- DIRECTIVE:
Go through the listing and set it down exactly, leaving out its pictures.

Stored items from a collection

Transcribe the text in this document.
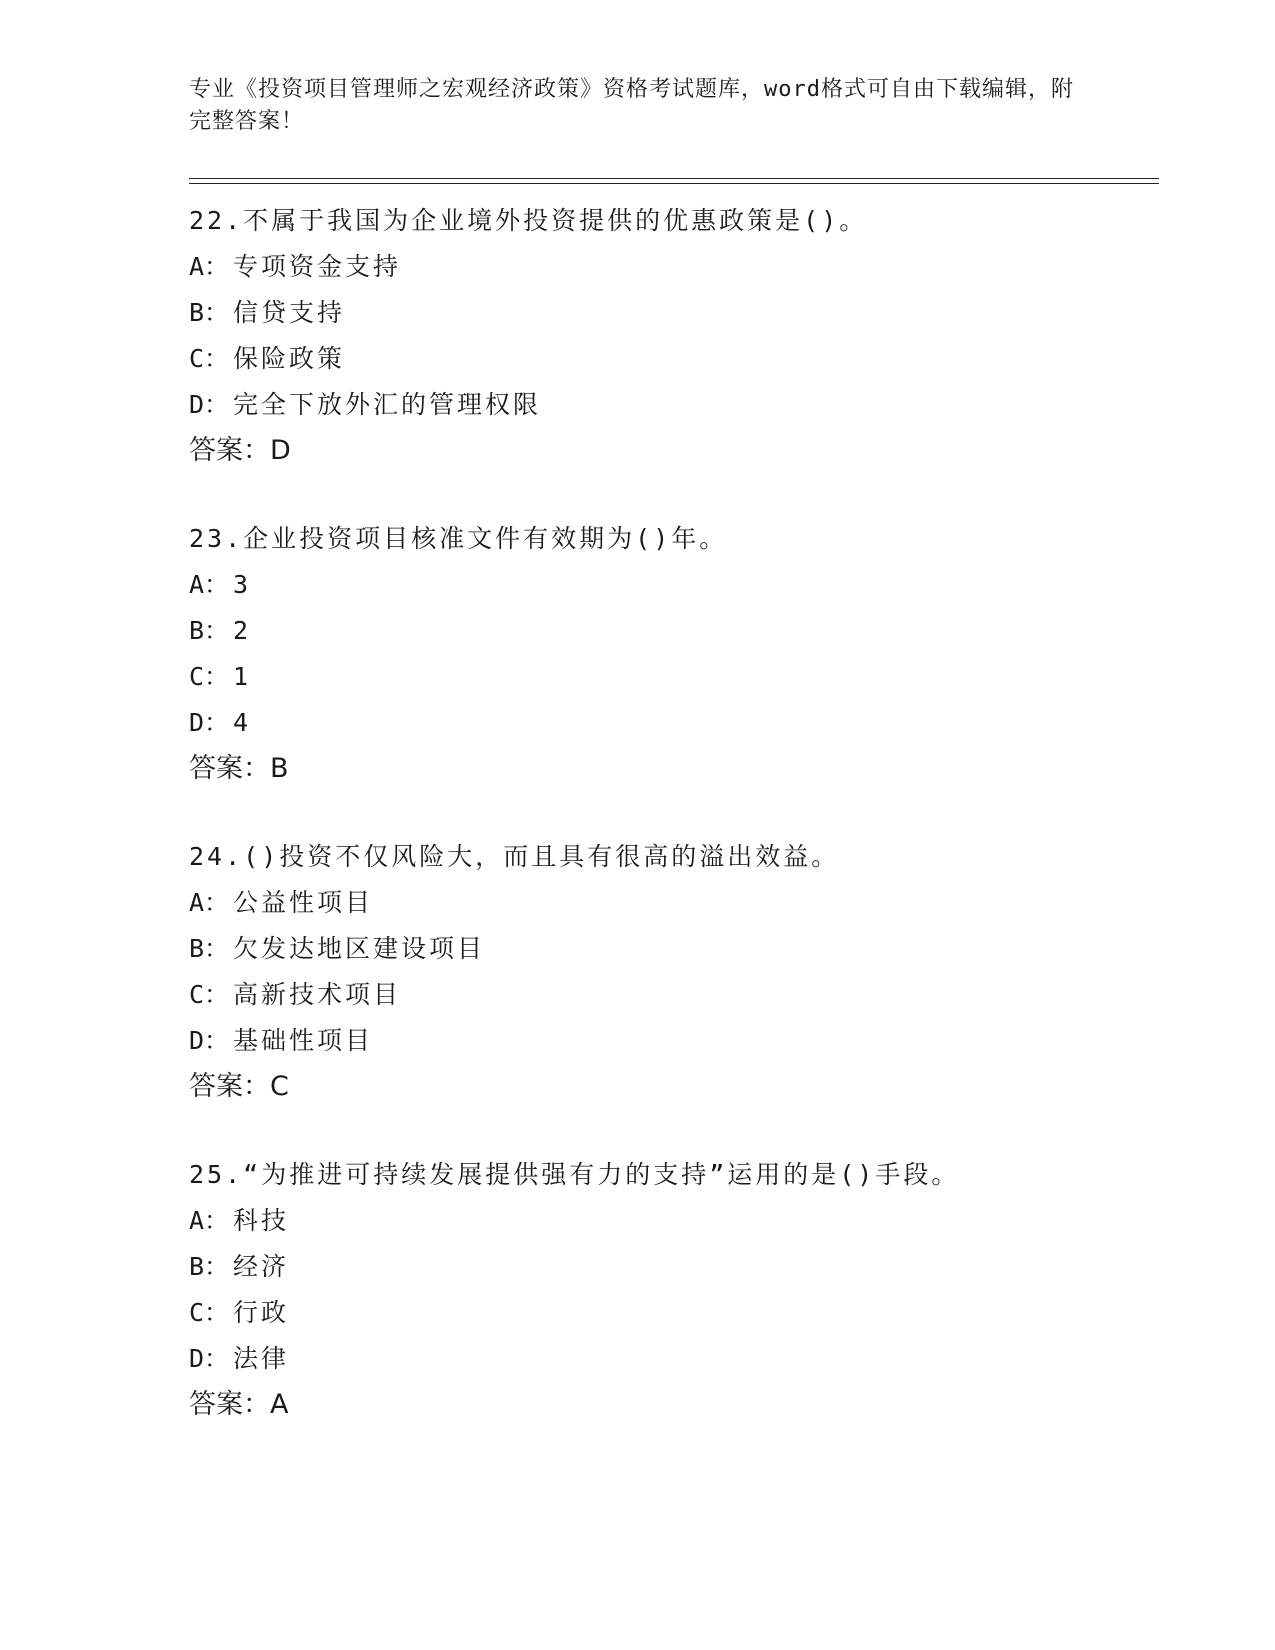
专业《投资项目管理师之宏观经济政策》资格考试题库，word格式可自由下载编辑，附完整答案！
22.不属于我国为企业境外投资提供的优惠政策是()。
A： 专项资金支持
B： 信贷支持
C： 保险政策
D： 完全下放外汇的管理权限
答案：D
23.企业投资项目核准文件有效期为()年。
A： 3
B： 2
C： 1
D： 4
答案：B
24.()投资不仅风险大，而且具有很高的溢出效益。
A： 公益性项目
B： 欠发达地区建设项目
C： 高新技术项目
D： 基础性项目
答案：C
25.“为推进可持续发展提供强有力的支持”运用的是()手段。
A： 科技
B： 经济
C： 行政
D： 法律
答案：A
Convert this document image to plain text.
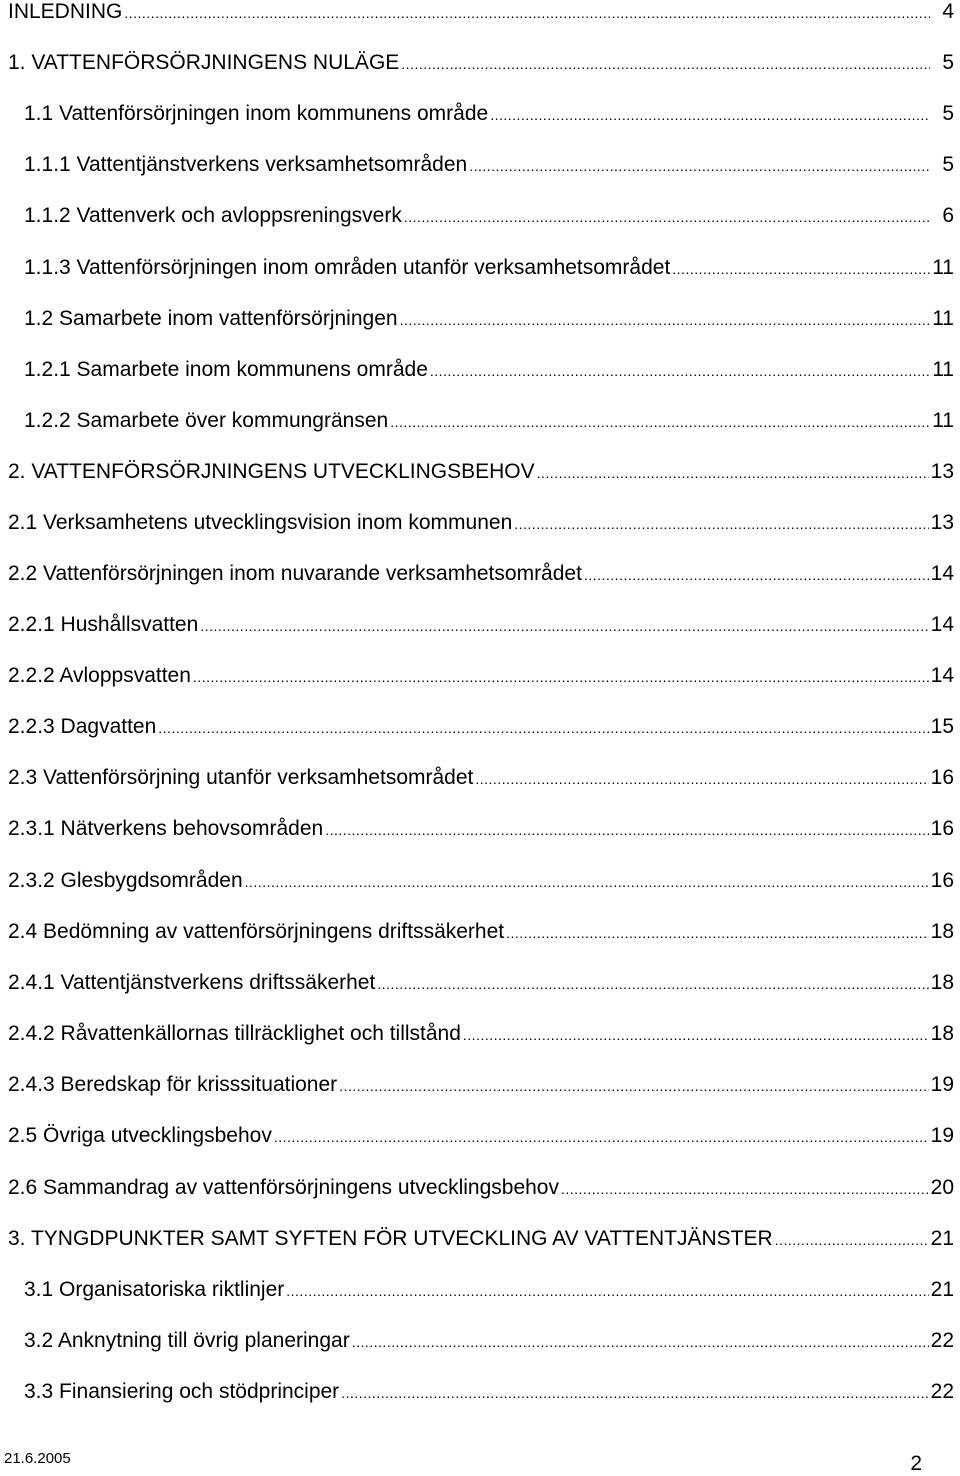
INLEDNING .....	4
1. VATTENFÖRSÖRJNINGENS NULÄGE .....	5
1.1 Vattenförsörjningen inom kommunens område .....	5
1.1.1 Vattentjänstverkens verksamhetsområden .....	5
1.1.2 Vattenverk och avloppsreningsverk .....	6
1.1.3 Vattenförsörjningen inom områden utanför verksamhetsområdet .....	11
1.2 Samarbete inom vattenförsörjningen .....	11
1.2.1 Samarbete inom kommunens område .....	11
1.2.2 Samarbete över kommungränsen .....	11
2. VATTENFÖRSÖRJNINGENS UTVECKLINGSBEHOV .....	13
2.1 Verksamhetens utvecklingsvision inom kommunen .....	13
2.2 Vattenförsörjningen inom nuvarande verksamhetsområdet .....	14
2.2.1 Hushållsvatten .....	14
2.2.2 Avloppsvatten .....	14
2.2.3 Dagvatten .....	15
2.3 Vattenförsörjning utanför verksamhetsområdet .....	16
2.3.1 Nätverkens behovsområden .....	16
2.3.2 Glesbygdsområden .....	16
2.4 Bedömning av vattenförsörjningens driftssäkerhet .....	18
2.4.1 Vattentjänstverkens driftssäkerhet .....	18
2.4.2 Råvattenkällornas tillräcklighet och tillstånd .....	18
2.4.3 Beredskap för krisssituationer .....	19
2.5 Övriga utvecklingsbehov .....	19
2.6 Sammandrag av vattenförsörjningens utvecklingsbehov .....	20
3. TYNGDPUNKTER SAMT SYFTEN FÖR UTVECKLING AV VATTENTJÄNSTER .....	21
3.1 Organisatoriska riktlinjer .....	21
3.2 Anknytning till övrig planeringar .....	22
3.3 Finansiering och stödprinciper .....	22
21.6.2005	2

- THE COMPLETED TASK:
Transcribe the text in this document.
专业《投资项目管理师之宏观经济政策》资格考试题库，word格式可自由下载编辑，附完整答案！
22.不属于我国为企业境外投资提供的优惠政策是()。
A： 专项资金支持
B： 信贷支持
C： 保险政策
D： 完全下放外汇的管理权限
答案：D
23.企业投资项目核准文件有效期为()年。
A： 3
B： 2
C： 1
D： 4
答案：B
24.()投资不仅风险大，而且具有很高的溢出效益。
A： 公益性项目
B： 欠发达地区建设项目
C： 高新技术项目
D： 基础性项目
答案：C
25.“为推进可持续发展提供强有力的支持”运用的是()手段。
A： 科技
B： 经济
C： 行政
D： 法律
答案：A
Convert this document image to plain text.
INLEDNING .....	4
1. VATTENFÖRSÖRJNINGENS NULÄGE .....	5
1.1 Vattenförsörjningen inom kommunens område .....	5
1.1.1 Vattentjänstverkens verksamhetsområden .....	5
1.1.2 Vattenverk och avloppsreningsverk .....	6
1.1.3 Vattenförsörjningen inom områden utanför verksamhetsområdet .....	11
1.2 Samarbete inom vattenförsörjningen .....	11
1.2.1 Samarbete inom kommunens område .....	11
1.2.2 Samarbete över kommungränsen .....	11
2. VATTENFÖRSÖRJNINGENS UTVECKLINGSBEHOV .....	13
2.1 Verksamhetens utvecklingsvision inom kommunen .....	13
2.2 Vattenförsörjningen inom nuvarande verksamhetsområdet .....	14
2.2.1 Hushållsvatten .....	14
2.2.2 Avloppsvatten .....	14
2.2.3 Dagvatten .....	15
2.3 Vattenförsörjning utanför verksamhetsområdet .....	16
2.3.1 Nätverkens behovsområden .....	16
2.3.2 Glesbygdsområden .....	16
2.4 Bedömning av vattenförsörjningens driftssäkerhet .....	18
2.4.1 Vattentjänstverkens driftssäkerhet .....	18
2.4.2 Råvattenkällornas tillräcklighet och tillstånd .....	18
2.4.3 Beredskap för krisssituationer .....	19
2.5 Övriga utvecklingsbehov .....	19
2.6 Sammandrag av vattenförsörjningens utvecklingsbehov .....	20
3. TYNGDPUNKTER SAMT SYFTEN FÖR UTVECKLING AV VATTENTJÄNSTER .....	21
3.1 Organisatoriska riktlinjer .....	21
3.2 Anknytning till övrig planeringar .....	22
3.3 Finansiering och stödprinciper .....	22
21.6.2005	2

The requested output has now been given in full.